Set task: Go through the listing below and gather every line with the word "Microsoft".

↓

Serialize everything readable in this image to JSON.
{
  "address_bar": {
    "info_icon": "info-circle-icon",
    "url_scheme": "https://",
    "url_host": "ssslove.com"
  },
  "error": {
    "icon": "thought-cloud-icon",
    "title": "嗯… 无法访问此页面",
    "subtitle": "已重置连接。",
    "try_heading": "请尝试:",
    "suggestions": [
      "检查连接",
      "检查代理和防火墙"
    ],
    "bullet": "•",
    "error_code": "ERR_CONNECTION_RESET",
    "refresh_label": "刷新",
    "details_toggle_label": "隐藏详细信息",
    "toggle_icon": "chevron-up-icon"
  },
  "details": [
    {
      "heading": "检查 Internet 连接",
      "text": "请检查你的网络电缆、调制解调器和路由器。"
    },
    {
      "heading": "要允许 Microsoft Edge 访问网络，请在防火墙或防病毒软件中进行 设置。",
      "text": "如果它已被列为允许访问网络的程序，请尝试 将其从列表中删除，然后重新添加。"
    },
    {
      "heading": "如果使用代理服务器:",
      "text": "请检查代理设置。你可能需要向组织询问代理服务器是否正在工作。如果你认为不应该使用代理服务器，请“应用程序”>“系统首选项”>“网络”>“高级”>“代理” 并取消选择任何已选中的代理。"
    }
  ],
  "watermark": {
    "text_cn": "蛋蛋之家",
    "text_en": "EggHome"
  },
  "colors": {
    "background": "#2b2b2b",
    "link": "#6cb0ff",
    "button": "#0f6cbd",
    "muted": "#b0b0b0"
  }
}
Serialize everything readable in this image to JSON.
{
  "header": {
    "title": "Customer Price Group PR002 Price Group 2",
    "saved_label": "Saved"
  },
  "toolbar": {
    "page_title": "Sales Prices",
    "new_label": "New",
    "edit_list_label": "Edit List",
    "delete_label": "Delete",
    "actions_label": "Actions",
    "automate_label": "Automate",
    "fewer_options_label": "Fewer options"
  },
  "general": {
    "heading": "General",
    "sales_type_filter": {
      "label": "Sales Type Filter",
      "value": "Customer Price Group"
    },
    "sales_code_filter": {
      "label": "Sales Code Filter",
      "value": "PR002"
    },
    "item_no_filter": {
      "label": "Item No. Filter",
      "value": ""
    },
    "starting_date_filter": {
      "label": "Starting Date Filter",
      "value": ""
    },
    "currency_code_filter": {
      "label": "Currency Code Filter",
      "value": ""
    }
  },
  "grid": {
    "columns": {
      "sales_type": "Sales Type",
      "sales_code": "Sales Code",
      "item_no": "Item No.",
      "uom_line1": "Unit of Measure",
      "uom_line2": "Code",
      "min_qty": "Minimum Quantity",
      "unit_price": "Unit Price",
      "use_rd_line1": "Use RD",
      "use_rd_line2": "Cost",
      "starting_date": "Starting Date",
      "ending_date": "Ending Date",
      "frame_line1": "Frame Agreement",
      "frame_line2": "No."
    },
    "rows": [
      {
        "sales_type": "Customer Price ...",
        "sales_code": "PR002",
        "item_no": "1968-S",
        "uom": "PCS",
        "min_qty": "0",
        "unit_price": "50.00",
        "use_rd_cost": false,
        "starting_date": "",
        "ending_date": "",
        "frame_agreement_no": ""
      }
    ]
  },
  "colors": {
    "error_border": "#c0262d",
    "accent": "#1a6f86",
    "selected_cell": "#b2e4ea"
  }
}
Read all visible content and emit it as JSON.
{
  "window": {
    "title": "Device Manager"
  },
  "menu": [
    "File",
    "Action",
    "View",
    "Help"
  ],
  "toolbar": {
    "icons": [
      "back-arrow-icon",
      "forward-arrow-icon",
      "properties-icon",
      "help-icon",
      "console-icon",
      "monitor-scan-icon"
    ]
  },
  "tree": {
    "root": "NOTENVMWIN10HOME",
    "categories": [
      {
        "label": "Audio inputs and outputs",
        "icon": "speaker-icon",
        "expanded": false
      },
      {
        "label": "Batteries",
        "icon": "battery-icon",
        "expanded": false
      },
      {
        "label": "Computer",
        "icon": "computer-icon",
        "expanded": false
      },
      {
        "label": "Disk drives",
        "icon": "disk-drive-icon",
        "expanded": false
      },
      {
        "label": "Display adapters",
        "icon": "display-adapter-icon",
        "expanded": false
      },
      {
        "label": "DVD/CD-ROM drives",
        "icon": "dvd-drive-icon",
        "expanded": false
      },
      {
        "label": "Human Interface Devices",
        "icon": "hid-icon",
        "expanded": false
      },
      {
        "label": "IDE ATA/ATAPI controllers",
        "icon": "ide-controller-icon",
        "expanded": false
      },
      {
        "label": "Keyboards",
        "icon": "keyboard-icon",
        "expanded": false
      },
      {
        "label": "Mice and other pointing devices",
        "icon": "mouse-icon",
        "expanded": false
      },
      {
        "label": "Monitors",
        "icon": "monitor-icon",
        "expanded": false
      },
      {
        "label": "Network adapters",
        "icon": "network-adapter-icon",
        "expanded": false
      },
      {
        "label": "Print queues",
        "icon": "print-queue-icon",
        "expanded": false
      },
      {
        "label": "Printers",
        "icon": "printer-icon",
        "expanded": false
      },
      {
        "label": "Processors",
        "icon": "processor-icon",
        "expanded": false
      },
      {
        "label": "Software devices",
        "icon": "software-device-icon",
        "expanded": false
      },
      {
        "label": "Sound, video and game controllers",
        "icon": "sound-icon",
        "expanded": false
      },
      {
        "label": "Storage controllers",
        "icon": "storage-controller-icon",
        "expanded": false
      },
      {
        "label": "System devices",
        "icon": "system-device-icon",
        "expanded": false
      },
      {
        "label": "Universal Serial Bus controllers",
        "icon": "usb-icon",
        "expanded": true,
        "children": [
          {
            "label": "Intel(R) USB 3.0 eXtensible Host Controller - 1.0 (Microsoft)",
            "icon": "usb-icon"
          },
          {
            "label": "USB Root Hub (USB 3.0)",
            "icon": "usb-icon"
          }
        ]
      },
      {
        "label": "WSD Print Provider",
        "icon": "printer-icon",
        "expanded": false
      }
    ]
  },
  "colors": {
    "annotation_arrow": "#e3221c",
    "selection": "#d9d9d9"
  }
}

↑

Written response:
      "heading": "要允许 Microsoft Edge 访问网络，请在防火墙或防病毒软件中进行 设置。",
            "label": "Intel(R) USB 3.0 eXtensible Host Controller - 1.0 (Microsoft)",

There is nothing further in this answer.